* Exercise inputs
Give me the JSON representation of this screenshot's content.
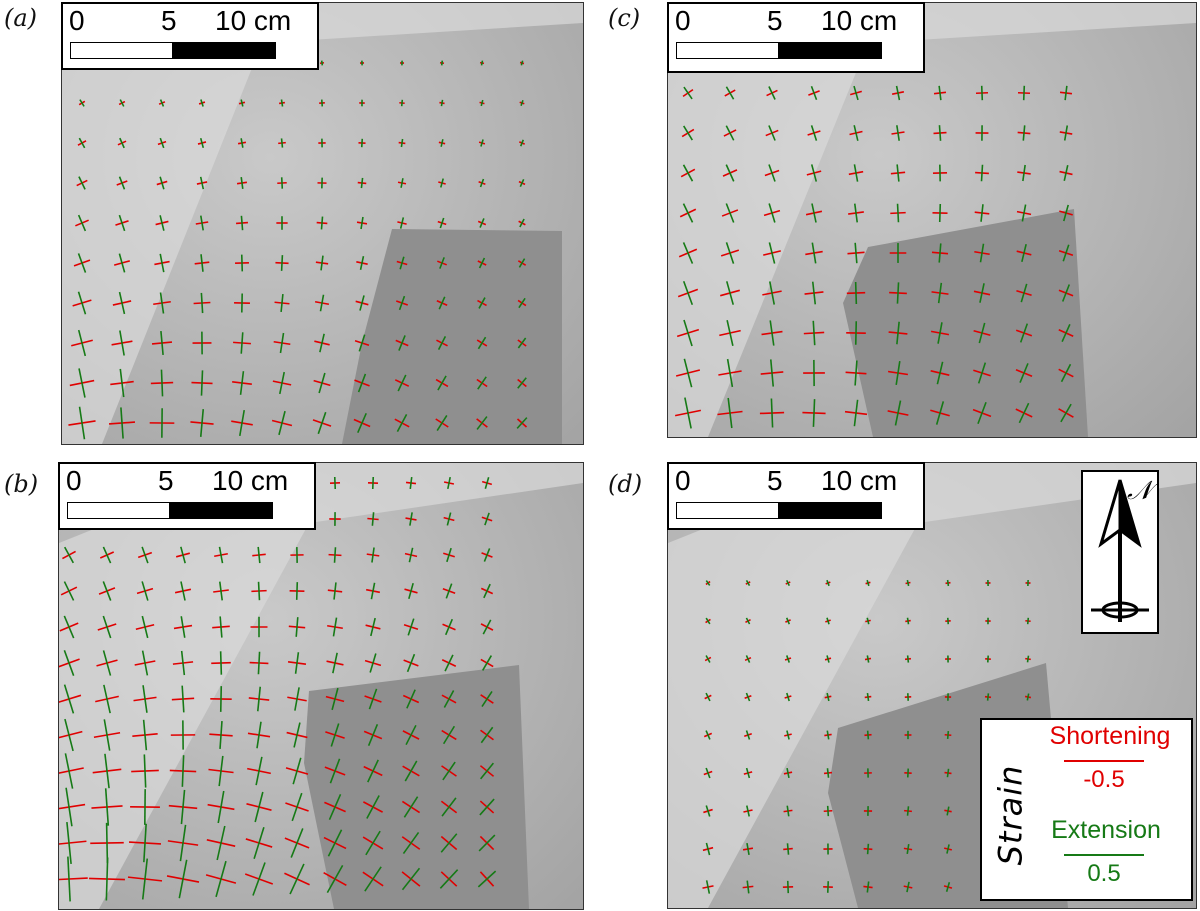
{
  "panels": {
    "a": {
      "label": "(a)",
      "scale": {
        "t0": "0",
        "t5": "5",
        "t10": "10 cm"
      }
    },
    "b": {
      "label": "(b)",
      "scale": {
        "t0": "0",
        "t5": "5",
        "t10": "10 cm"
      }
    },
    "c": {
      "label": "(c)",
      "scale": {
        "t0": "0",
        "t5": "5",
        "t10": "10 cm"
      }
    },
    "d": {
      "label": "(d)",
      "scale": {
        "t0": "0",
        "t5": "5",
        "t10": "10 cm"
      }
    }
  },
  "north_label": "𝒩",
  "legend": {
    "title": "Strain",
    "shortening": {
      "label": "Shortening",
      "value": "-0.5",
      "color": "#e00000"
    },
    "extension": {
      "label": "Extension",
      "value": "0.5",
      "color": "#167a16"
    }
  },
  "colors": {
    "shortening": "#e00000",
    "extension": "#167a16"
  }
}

--

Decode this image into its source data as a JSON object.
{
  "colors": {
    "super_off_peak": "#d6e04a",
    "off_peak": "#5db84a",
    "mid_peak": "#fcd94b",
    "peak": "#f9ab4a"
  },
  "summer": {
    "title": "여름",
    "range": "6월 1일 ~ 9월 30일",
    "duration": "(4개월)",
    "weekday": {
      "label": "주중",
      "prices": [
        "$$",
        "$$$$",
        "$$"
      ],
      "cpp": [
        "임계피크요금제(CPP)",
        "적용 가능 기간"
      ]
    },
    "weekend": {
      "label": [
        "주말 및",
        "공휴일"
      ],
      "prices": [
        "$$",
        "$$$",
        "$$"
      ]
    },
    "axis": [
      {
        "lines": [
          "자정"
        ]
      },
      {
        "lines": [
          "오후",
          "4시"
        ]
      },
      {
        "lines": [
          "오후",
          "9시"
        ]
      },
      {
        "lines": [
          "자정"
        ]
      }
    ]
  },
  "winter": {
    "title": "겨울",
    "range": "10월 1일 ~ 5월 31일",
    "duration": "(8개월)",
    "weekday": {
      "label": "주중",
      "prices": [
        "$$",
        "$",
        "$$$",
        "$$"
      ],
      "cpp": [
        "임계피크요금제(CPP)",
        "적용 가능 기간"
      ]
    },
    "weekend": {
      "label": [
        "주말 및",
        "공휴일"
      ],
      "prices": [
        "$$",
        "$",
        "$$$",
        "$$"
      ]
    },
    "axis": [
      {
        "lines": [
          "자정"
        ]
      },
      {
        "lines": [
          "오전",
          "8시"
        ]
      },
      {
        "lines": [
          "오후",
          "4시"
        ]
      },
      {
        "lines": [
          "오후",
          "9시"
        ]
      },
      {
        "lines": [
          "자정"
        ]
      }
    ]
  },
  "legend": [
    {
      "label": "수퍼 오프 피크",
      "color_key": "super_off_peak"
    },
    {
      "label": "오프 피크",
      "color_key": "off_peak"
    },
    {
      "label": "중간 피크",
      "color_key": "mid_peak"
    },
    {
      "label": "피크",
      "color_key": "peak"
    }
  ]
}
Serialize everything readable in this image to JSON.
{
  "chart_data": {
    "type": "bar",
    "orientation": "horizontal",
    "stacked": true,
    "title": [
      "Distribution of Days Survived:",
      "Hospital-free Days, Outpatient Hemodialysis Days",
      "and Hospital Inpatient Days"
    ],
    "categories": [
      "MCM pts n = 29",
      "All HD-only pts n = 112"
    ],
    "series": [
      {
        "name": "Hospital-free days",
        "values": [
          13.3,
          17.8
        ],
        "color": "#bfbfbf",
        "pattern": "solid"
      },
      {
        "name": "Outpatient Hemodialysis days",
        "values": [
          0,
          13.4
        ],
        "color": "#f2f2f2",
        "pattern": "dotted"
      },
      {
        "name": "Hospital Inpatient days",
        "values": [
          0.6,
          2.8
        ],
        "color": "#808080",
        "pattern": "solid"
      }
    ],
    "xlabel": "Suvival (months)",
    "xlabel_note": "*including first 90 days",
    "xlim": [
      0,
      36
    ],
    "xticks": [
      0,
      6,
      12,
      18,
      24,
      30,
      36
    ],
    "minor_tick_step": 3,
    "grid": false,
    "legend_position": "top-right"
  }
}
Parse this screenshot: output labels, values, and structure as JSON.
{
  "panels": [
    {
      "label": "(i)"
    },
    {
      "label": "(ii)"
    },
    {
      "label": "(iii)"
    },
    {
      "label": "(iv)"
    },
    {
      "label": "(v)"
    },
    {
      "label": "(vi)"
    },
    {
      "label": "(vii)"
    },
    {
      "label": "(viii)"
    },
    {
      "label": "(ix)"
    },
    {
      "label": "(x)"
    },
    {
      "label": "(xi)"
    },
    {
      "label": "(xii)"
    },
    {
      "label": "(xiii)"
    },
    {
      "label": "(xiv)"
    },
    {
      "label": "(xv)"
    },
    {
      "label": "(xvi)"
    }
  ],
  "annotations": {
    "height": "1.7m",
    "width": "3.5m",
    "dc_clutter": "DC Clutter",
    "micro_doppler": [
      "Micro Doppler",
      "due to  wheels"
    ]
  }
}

...

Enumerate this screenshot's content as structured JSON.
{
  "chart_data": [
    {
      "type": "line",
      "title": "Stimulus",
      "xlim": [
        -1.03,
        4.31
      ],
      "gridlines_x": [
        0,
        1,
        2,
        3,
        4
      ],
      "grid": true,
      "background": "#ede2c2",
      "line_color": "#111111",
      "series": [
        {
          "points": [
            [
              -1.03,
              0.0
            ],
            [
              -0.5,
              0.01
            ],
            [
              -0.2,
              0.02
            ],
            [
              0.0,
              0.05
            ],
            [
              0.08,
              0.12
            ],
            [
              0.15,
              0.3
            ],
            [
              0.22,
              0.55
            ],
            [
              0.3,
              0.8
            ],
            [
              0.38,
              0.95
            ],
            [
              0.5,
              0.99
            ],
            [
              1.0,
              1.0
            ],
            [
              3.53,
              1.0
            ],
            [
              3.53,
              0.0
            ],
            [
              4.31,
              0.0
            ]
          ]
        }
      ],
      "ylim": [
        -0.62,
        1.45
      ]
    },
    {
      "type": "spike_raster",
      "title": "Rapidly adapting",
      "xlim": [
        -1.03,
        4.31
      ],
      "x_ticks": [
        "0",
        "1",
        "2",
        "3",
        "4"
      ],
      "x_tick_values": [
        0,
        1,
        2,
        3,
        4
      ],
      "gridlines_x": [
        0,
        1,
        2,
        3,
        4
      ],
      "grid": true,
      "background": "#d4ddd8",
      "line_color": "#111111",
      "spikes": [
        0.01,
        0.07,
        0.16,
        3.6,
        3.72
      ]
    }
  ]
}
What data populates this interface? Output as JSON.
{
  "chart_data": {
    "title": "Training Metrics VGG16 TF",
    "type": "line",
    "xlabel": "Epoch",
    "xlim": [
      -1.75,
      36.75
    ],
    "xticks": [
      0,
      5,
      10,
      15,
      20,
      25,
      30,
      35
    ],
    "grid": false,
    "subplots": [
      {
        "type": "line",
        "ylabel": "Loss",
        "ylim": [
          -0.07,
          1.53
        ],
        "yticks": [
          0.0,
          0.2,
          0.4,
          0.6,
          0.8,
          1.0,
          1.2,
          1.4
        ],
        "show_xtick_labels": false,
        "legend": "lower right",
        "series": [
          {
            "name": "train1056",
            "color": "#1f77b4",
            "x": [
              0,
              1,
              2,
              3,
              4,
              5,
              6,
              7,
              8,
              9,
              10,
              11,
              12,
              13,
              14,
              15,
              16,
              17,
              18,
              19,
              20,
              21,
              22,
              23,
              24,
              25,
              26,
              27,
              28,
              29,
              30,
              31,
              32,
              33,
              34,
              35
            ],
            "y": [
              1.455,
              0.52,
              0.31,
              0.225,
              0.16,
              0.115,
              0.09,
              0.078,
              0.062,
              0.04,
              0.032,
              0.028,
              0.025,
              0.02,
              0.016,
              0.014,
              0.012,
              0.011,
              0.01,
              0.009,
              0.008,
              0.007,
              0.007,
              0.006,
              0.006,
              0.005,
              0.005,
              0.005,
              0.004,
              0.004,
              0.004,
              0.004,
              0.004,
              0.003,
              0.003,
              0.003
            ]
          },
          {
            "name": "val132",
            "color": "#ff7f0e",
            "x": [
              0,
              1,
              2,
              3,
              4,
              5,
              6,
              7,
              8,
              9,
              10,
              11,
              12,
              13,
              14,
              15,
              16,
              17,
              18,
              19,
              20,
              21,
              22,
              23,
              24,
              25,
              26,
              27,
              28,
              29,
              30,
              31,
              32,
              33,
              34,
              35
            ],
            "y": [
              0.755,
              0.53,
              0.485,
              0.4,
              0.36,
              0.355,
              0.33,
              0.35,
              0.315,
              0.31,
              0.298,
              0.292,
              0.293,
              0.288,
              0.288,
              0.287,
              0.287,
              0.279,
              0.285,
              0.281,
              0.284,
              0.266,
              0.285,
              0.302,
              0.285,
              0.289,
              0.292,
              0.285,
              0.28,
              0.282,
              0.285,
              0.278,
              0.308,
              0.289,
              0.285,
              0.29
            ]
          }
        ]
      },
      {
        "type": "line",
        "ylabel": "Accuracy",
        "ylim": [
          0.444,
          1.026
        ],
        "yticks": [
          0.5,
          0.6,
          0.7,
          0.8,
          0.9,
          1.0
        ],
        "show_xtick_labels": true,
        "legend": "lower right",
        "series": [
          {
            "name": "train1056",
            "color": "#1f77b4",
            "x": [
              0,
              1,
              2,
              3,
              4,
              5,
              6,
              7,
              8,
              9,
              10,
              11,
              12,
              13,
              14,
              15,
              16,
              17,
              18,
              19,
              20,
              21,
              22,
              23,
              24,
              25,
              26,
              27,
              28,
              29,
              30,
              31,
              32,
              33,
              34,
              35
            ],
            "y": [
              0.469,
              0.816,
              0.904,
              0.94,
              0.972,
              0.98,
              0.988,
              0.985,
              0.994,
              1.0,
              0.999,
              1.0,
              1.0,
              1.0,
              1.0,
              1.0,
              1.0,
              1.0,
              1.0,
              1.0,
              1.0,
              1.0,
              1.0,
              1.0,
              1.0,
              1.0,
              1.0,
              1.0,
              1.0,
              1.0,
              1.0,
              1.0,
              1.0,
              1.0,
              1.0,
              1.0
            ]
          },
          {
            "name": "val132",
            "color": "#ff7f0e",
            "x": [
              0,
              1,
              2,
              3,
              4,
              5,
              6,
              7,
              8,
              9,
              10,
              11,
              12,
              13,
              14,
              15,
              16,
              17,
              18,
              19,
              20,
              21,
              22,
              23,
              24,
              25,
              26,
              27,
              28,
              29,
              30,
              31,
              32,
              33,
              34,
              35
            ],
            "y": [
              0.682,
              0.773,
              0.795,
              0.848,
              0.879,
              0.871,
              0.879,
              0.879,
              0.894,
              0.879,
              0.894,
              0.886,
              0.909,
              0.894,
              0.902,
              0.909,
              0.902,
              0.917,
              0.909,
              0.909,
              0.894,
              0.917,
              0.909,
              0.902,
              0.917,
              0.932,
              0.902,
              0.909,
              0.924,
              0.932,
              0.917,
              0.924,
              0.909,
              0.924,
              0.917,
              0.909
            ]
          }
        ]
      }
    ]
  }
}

* Exercise task
Find the lines with the string "image" and reproduce them.

* Complete output
Decode this image into its source data as a JSON object.
Serialize everything readable in this image to JSON.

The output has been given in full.